* _RECORDS SHOWN_:
# # # # # # #
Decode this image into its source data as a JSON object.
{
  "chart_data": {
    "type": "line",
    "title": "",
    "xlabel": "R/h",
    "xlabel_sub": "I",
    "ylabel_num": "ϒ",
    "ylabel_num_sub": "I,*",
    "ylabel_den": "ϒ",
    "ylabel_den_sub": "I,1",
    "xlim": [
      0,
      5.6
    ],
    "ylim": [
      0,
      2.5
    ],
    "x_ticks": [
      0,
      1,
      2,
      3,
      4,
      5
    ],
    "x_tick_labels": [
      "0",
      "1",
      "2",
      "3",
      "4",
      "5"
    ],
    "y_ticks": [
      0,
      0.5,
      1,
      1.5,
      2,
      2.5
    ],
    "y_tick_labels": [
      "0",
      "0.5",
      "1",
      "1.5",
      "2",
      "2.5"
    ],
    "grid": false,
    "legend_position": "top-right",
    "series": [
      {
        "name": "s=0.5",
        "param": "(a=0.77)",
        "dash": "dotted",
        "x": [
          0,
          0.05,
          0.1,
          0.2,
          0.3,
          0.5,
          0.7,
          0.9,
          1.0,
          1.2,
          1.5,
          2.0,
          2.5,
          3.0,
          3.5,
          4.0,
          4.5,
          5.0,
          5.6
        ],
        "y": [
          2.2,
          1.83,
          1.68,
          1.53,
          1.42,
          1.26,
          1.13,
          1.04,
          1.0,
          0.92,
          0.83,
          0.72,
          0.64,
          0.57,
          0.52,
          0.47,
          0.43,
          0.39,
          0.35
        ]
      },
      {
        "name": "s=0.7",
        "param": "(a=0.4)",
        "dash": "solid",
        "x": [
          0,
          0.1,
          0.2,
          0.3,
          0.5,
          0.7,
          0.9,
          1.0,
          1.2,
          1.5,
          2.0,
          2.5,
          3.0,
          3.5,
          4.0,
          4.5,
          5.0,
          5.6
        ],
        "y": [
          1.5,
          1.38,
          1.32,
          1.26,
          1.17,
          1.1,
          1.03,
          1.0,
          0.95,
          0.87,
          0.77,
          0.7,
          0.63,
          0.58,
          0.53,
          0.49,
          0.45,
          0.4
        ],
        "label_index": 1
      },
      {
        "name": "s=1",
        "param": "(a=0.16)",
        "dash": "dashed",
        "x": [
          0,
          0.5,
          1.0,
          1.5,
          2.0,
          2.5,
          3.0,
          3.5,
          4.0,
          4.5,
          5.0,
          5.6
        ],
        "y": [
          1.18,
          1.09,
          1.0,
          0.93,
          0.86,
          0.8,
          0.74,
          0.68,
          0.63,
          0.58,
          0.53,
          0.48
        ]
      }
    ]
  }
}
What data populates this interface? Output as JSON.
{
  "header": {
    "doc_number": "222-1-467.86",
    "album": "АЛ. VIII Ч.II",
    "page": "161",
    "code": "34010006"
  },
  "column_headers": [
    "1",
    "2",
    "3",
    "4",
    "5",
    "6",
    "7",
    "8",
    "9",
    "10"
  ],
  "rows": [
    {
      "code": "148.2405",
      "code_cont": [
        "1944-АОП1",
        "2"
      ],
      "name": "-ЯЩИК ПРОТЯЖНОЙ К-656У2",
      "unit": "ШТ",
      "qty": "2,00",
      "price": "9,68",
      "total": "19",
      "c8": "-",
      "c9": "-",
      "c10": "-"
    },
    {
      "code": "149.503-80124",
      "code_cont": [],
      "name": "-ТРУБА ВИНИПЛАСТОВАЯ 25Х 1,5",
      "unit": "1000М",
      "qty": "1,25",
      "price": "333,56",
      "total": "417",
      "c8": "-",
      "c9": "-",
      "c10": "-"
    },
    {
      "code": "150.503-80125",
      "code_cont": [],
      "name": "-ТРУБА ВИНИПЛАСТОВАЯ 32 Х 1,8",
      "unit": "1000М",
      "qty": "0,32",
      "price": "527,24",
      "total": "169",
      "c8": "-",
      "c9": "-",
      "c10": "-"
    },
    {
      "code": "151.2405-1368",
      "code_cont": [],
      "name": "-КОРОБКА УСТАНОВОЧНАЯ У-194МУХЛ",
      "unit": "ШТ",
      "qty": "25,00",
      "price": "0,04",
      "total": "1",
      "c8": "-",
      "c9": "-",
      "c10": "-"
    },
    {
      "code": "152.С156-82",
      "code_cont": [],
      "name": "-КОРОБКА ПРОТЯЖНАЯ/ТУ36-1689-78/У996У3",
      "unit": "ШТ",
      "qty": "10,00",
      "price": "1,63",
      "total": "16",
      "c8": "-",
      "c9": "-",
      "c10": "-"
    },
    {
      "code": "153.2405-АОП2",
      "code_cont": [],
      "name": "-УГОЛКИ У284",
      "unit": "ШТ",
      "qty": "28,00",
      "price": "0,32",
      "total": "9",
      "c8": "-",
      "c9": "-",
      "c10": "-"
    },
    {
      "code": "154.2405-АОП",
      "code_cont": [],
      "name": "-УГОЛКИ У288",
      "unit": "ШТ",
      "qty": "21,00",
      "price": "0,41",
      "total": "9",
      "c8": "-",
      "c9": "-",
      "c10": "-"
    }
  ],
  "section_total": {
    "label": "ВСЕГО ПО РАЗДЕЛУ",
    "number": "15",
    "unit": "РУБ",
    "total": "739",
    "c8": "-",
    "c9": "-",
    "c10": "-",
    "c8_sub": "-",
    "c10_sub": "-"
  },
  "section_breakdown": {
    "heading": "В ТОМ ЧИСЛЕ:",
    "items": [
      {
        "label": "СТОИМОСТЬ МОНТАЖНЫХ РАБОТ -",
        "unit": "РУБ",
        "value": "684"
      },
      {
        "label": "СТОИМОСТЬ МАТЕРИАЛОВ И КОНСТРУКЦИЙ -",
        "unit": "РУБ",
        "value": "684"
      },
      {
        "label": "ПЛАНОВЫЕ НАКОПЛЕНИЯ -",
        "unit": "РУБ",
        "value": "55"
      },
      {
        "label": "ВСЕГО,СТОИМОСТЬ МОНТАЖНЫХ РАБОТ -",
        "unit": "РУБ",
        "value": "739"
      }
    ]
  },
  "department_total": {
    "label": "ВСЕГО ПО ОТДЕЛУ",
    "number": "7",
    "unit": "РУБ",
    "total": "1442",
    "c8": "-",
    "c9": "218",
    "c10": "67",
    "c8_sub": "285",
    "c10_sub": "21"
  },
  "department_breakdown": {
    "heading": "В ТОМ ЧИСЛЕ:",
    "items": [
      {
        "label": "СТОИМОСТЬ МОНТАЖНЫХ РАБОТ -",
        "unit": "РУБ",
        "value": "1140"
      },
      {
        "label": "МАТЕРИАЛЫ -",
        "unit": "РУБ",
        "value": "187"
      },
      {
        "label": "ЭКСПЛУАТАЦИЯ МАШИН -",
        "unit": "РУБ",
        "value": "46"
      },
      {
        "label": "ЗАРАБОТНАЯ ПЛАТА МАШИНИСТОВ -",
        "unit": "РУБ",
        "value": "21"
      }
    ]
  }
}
# # # # # # #
* _EXERCISE PROMPT_: Output the listing above without altering a single character.

* _OUTPUT OF THE EXERCISE_:
Decode this image into its source data as a JSON object.
{
  "chart_data": {
    "type": "line",
    "title": "",
    "xlabel": "R/h",
    "xlabel_sub": "I",
    "ylabel_num": "ϒ",
    "ylabel_num_sub": "I,*",
    "ylabel_den": "ϒ",
    "ylabel_den_sub": "I,1",
    "xlim": [
      0,
      5.6
    ],
    "ylim": [
      0,
      2.5
    ],
    "x_ticks": [
      0,
      1,
      2,
      3,
      4,
      5
    ],
    "x_tick_labels": [
      "0",
      "1",
      "2",
      "3",
      "4",
      "5"
    ],
    "y_ticks": [
      0,
      0.5,
      1,
      1.5,
      2,
      2.5
    ],
    "y_tick_labels": [
      "0",
      "0.5",
      "1",
      "1.5",
      "2",
      "2.5"
    ],
    "grid": false,
    "legend_position": "top-right",
    "series": [
      {
        "name": "s=0.5",
        "param": "(a=0.77)",
        "dash": "dotted",
        "x": [
          0,
          0.05,
          0.1,
          0.2,
          0.3,
          0.5,
          0.7,
          0.9,
          1.0,
          1.2,
          1.5,
          2.0,
          2.5,
          3.0,
          3.5,
          4.0,
          4.5,
          5.0,
          5.6
        ],
        "y": [
          2.2,
          1.83,
          1.68,
          1.53,
          1.42,
          1.26,
          1.13,
          1.04,
          1.0,
          0.92,
          0.83,
          0.72,
          0.64,
          0.57,
          0.52,
          0.47,
          0.43,
          0.39,
          0.35
        ]
      },
      {
        "name": "s=0.7",
        "param": "(a=0.4)",
        "dash": "solid",
        "x": [
          0,
          0.1,
          0.2,
          0.3,
          0.5,
          0.7,
          0.9,
          1.0,
          1.2,
          1.5,
          2.0,
          2.5,
          3.0,
          3.5,
          4.0,
          4.5,
          5.0,
          5.6
        ],
        "y": [
          1.5,
          1.38,
          1.32,
          1.26,
          1.17,
          1.1,
          1.03,
          1.0,
          0.95,
          0.87,
          0.77,
          0.7,
          0.63,
          0.58,
          0.53,
          0.49,
          0.45,
          0.4
        ],
        "label_index": 1
      },
      {
        "name": "s=1",
        "param": "(a=0.16)",
        "dash": "dashed",
        "x": [
          0,
          0.5,
          1.0,
          1.5,
          2.0,
          2.5,
          3.0,
          3.5,
          4.0,
          4.5,
          5.0,
          5.6
        ],
        "y": [
          1.18,
          1.09,
          1.0,
          0.93,
          0.86,
          0.8,
          0.74,
          0.68,
          0.63,
          0.58,
          0.53,
          0.48
        ]
      }
    ]
  }
}
What data populates this interface? Output as JSON.
{
  "header": {
    "doc_number": "222-1-467.86",
    "album": "АЛ. VIII Ч.II",
    "page": "161",
    "code": "34010006"
  },
  "column_headers": [
    "1",
    "2",
    "3",
    "4",
    "5",
    "6",
    "7",
    "8",
    "9",
    "10"
  ],
  "rows": [
    {
      "code": "148.2405",
      "code_cont": [
        "1944-АОП1",
        "2"
      ],
      "name": "-ЯЩИК ПРОТЯЖНОЙ К-656У2",
      "unit": "ШТ",
      "qty": "2,00",
      "price": "9,68",
      "total": "19",
      "c8": "-",
      "c9": "-",
      "c10": "-"
    },
    {
      "code": "149.503-80124",
      "code_cont": [],
      "name": "-ТРУБА ВИНИПЛАСТОВАЯ 25Х 1,5",
      "unit": "1000М",
      "qty": "1,25",
      "price": "333,56",
      "total": "417",
      "c8": "-",
      "c9": "-",
      "c10": "-"
    },
    {
      "code": "150.503-80125",
      "code_cont": [],
      "name": "-ТРУБА ВИНИПЛАСТОВАЯ 32 Х 1,8",
      "unit": "1000М",
      "qty": "0,32",
      "price": "527,24",
      "total": "169",
      "c8": "-",
      "c9": "-",
      "c10": "-"
    },
    {
      "code": "151.2405-1368",
      "code_cont": [],
      "name": "-КОРОБКА УСТАНОВОЧНАЯ У-194МУХЛ",
      "unit": "ШТ",
      "qty": "25,00",
      "price": "0,04",
      "total": "1",
      "c8": "-",
      "c9": "-",
      "c10": "-"
    },
    {
      "code": "152.С156-82",
      "code_cont": [],
      "name": "-КОРОБКА ПРОТЯЖНАЯ/ТУ36-1689-78/У996У3",
      "unit": "ШТ",
      "qty": "10,00",
      "price": "1,63",
      "total": "16",
      "c8": "-",
      "c9": "-",
      "c10": "-"
    },
    {
      "code": "153.2405-АОП2",
      "code_cont": [],
      "name": "-УГОЛКИ У284",
      "unit": "ШТ",
      "qty": "28,00",
      "price": "0,32",
      "total": "9",
      "c8": "-",
      "c9": "-",
      "c10": "-"
    },
    {
      "code": "154.2405-АОП",
      "code_cont": [],
      "name": "-УГОЛКИ У288",
      "unit": "ШТ",
      "qty": "21,00",
      "price": "0,41",
      "total": "9",
      "c8": "-",
      "c9": "-",
      "c10": "-"
    }
  ],
  "section_total": {
    "label": "ВСЕГО ПО РАЗДЕЛУ",
    "number": "15",
    "unit": "РУБ",
    "total": "739",
    "c8": "-",
    "c9": "-",
    "c10": "-",
    "c8_sub": "-",
    "c10_sub": "-"
  },
  "section_breakdown": {
    "heading": "В ТОМ ЧИСЛЕ:",
    "items": [
      {
        "label": "СТОИМОСТЬ МОНТАЖНЫХ РАБОТ -",
        "unit": "РУБ",
        "value": "684"
      },
      {
        "label": "СТОИМОСТЬ МАТЕРИАЛОВ И КОНСТРУКЦИЙ -",
        "unit": "РУБ",
        "value": "684"
      },
      {
        "label": "ПЛАНОВЫЕ НАКОПЛЕНИЯ -",
        "unit": "РУБ",
        "value": "55"
      },
      {
        "label": "ВСЕГО,СТОИМОСТЬ МОНТАЖНЫХ РАБОТ -",
        "unit": "РУБ",
        "value": "739"
      }
    ]
  },
  "department_total": {
    "label": "ВСЕГО ПО ОТДЕЛУ",
    "number": "7",
    "unit": "РУБ",
    "total": "1442",
    "c8": "-",
    "c9": "218",
    "c10": "67",
    "c8_sub": "285",
    "c10_sub": "21"
  },
  "department_breakdown": {
    "heading": "В ТОМ ЧИСЛЕ:",
    "items": [
      {
        "label": "СТОИМОСТЬ МОНТАЖНЫХ РАБОТ -",
        "unit": "РУБ",
        "value": "1140"
      },
      {
        "label": "МАТЕРИАЛЫ -",
        "unit": "РУБ",
        "value": "187"
      },
      {
        "label": "ЭКСПЛУАТАЦИЯ МАШИН -",
        "unit": "РУБ",
        "value": "46"
      },
      {
        "label": "ЗАРАБОТНАЯ ПЛАТА МАШИНИСТОВ -",
        "unit": "РУБ",
        "value": "21"
      }
    ]
  }
}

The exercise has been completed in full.